[Records from a data collection]
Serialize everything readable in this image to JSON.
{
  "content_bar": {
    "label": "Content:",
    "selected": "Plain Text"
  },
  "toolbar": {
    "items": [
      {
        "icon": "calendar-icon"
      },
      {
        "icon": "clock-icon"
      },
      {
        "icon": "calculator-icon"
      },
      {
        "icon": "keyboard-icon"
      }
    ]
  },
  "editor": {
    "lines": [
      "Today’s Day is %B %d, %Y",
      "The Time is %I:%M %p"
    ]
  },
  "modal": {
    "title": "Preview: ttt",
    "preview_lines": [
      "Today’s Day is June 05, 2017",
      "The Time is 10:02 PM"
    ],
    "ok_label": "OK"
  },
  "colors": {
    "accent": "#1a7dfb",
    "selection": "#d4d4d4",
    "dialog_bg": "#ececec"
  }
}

--

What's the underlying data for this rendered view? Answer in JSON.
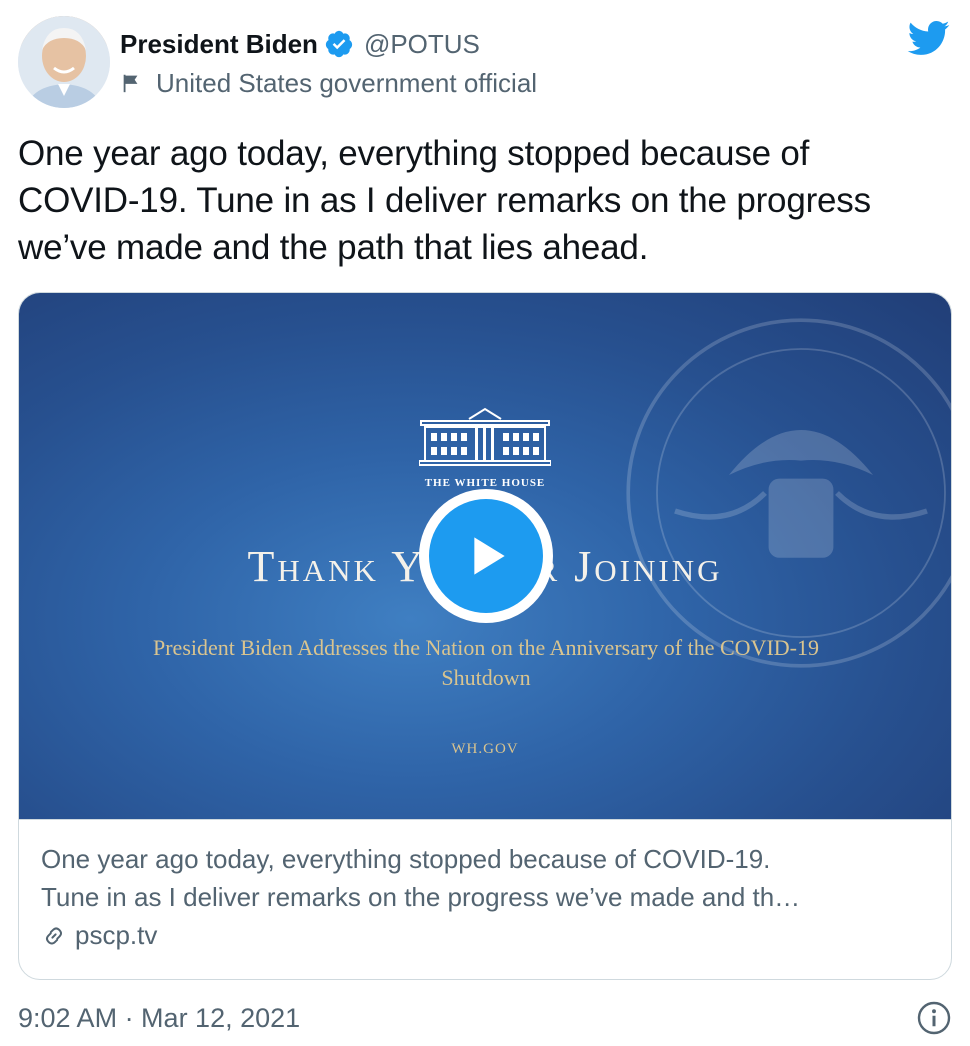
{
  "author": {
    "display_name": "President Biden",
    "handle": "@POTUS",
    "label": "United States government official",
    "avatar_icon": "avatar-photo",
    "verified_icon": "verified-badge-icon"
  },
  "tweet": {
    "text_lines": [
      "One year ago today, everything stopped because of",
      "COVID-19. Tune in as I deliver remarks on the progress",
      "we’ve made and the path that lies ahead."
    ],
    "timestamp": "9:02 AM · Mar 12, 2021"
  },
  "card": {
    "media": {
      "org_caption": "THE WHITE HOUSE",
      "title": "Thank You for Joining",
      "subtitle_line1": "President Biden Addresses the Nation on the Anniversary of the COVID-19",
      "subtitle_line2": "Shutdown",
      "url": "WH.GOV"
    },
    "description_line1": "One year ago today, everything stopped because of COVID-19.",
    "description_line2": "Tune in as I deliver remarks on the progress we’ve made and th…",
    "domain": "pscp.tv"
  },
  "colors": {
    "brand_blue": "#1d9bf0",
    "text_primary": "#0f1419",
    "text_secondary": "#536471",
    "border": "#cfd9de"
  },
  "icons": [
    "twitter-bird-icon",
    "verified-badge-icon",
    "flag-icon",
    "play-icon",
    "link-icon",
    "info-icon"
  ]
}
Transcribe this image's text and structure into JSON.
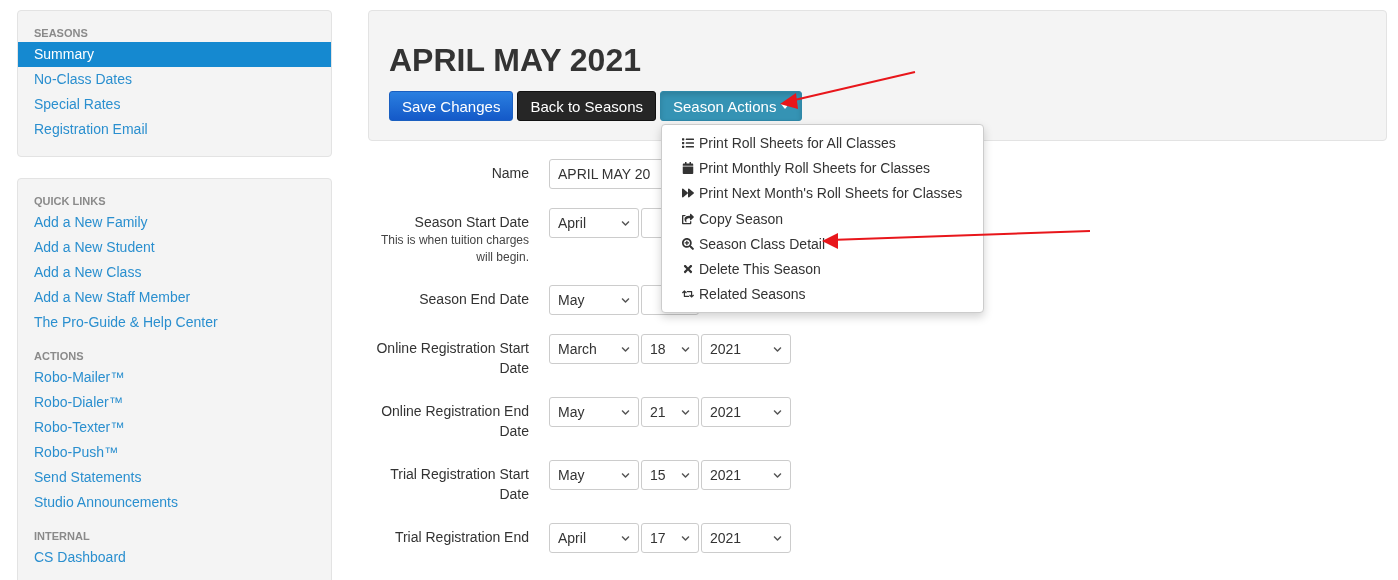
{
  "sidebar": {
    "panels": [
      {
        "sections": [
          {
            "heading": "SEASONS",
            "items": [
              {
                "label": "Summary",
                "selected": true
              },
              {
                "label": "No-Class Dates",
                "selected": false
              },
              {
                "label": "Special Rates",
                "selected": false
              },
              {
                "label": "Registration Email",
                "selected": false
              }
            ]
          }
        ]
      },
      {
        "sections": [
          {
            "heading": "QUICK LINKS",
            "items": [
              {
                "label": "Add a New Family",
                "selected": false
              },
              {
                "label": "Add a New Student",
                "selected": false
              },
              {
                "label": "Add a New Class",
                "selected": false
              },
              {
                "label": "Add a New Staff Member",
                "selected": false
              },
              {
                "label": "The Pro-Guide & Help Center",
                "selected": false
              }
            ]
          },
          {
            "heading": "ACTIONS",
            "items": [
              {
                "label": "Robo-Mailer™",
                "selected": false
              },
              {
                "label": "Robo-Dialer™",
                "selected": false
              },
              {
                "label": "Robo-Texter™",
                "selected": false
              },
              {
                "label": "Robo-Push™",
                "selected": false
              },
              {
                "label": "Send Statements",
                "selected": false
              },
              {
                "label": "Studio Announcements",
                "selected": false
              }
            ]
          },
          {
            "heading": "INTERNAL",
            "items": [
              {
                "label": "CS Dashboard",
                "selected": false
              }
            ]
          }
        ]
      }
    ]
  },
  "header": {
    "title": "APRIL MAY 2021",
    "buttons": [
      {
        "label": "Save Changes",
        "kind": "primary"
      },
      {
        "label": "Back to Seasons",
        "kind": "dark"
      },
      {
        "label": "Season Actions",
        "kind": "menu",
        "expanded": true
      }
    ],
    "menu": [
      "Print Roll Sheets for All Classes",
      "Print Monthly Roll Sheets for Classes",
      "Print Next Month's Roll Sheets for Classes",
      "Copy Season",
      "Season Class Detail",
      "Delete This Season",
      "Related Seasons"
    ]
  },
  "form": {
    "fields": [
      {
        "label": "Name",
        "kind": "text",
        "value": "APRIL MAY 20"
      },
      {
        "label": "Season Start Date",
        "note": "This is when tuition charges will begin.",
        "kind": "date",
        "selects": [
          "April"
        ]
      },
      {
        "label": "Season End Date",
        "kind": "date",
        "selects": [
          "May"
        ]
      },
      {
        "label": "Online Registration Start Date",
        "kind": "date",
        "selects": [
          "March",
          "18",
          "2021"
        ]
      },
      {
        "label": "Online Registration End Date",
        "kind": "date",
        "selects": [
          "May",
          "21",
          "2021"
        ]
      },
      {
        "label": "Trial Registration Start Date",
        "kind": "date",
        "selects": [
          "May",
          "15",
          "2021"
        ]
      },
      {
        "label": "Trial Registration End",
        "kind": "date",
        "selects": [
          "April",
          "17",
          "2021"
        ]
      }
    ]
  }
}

--

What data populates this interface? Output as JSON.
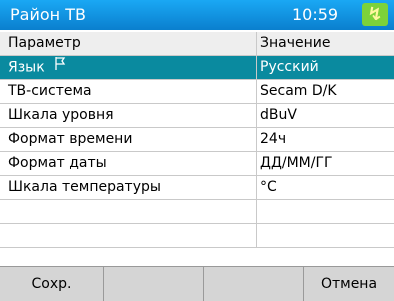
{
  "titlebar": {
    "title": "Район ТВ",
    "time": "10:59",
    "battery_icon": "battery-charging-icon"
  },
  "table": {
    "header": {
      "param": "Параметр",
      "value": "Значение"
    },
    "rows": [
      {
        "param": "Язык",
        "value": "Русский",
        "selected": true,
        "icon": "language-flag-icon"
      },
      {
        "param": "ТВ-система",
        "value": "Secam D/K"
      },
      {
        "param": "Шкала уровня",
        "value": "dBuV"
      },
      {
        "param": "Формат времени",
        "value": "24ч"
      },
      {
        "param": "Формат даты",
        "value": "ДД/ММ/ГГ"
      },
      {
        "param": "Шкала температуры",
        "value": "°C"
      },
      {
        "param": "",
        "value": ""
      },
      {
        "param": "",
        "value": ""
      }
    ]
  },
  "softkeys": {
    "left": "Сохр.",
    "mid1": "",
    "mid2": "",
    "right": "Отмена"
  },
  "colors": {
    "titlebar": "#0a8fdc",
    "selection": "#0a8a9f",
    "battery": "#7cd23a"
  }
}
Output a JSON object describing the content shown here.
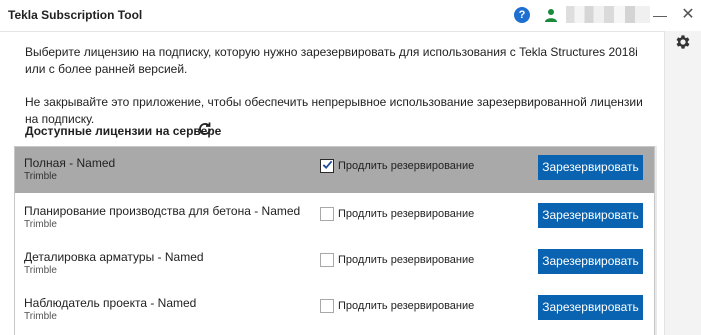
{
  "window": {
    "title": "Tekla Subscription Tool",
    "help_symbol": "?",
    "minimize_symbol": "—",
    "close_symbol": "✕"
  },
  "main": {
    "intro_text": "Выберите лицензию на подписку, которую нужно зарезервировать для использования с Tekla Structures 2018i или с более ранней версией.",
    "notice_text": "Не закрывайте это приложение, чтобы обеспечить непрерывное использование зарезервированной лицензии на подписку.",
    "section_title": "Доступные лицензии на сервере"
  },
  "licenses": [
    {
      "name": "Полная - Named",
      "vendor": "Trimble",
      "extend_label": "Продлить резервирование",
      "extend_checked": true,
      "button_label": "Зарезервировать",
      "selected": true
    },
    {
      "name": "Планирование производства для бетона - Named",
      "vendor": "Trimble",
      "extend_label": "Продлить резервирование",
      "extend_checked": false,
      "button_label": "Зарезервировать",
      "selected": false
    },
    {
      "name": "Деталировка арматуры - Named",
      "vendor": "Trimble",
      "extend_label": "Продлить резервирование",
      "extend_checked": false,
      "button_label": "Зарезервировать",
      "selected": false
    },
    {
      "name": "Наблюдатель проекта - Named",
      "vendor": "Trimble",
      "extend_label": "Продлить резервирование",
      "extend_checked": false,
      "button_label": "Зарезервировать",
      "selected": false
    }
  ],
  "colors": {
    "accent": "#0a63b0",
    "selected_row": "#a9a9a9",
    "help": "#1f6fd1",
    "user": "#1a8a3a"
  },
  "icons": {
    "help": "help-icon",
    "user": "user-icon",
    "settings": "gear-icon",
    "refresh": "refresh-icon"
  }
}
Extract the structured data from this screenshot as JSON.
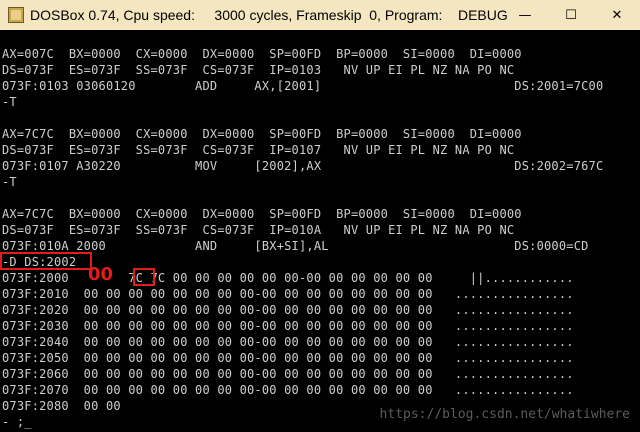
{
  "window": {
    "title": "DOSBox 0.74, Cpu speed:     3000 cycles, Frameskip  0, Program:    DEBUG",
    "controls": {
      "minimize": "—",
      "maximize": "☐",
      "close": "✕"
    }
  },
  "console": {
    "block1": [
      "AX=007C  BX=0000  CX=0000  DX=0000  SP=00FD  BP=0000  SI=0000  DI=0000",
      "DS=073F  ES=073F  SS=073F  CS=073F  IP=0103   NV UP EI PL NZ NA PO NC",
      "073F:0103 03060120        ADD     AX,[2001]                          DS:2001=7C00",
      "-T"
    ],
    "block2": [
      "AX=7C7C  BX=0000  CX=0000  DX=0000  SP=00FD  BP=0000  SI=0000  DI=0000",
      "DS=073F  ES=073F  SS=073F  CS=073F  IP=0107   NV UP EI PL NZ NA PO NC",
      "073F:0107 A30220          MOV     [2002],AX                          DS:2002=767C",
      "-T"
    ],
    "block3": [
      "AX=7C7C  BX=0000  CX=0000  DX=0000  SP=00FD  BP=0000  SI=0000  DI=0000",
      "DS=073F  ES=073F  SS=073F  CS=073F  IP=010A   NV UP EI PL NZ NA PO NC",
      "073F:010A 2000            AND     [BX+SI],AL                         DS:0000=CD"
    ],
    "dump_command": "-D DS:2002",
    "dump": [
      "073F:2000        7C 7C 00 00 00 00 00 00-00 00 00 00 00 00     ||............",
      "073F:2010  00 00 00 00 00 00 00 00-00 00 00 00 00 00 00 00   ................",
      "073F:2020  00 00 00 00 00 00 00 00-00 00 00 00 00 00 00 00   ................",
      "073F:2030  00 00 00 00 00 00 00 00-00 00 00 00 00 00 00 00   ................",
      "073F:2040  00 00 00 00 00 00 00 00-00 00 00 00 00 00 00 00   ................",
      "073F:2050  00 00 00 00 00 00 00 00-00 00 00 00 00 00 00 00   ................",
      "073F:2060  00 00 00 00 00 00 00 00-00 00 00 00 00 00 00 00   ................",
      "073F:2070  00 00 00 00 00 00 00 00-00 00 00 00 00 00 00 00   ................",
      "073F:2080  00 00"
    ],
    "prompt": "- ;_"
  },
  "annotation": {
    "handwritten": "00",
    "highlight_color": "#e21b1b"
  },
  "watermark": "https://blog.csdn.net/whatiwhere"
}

§ DIRECTIVE: Copy each line above containing the string "because".

§ COMPLETE ANSWER:
      "One year ago today, everything stopped because of",
    "description_line1": "One year ago today, everything stopped because of COVID-19.",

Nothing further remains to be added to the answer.